SET TASK
Isolate every line in the records below with "price" in it.

■ ■ ■ ■ ■ ■ ■

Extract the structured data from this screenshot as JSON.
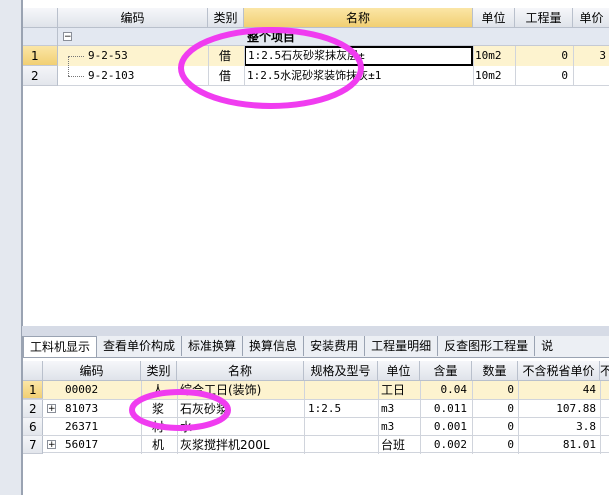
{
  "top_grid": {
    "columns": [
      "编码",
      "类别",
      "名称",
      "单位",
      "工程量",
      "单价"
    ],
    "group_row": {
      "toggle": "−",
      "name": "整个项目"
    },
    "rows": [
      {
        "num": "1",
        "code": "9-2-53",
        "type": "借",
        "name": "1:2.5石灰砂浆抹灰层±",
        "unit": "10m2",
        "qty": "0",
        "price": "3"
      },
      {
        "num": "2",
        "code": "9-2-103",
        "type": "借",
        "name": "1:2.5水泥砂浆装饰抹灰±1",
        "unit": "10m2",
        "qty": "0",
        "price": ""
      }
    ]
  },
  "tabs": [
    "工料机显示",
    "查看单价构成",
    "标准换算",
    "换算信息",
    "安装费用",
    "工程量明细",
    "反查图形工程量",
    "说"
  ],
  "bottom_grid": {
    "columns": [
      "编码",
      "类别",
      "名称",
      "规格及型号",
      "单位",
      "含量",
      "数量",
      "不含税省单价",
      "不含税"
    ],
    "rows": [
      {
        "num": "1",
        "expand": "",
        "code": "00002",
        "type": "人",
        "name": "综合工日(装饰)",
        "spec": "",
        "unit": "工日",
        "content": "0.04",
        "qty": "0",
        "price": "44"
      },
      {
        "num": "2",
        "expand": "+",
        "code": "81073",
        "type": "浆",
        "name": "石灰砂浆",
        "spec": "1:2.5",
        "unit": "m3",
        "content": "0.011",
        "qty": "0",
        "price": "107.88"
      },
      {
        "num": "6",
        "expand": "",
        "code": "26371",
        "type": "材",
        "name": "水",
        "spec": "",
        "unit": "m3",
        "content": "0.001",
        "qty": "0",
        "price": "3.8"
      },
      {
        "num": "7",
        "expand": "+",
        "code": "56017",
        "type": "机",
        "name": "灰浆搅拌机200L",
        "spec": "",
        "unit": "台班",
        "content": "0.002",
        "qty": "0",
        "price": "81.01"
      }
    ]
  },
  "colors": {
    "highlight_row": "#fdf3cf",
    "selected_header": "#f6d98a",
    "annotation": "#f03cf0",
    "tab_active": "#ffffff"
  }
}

■ ■ ■ ■ ■ ■ ■

RESULT OF THE EXERCISE
        "price": "3"
        "price": ""
        "price": "44"
        "price": "107.88"
        "price": "3.8"
        "price": "81.01"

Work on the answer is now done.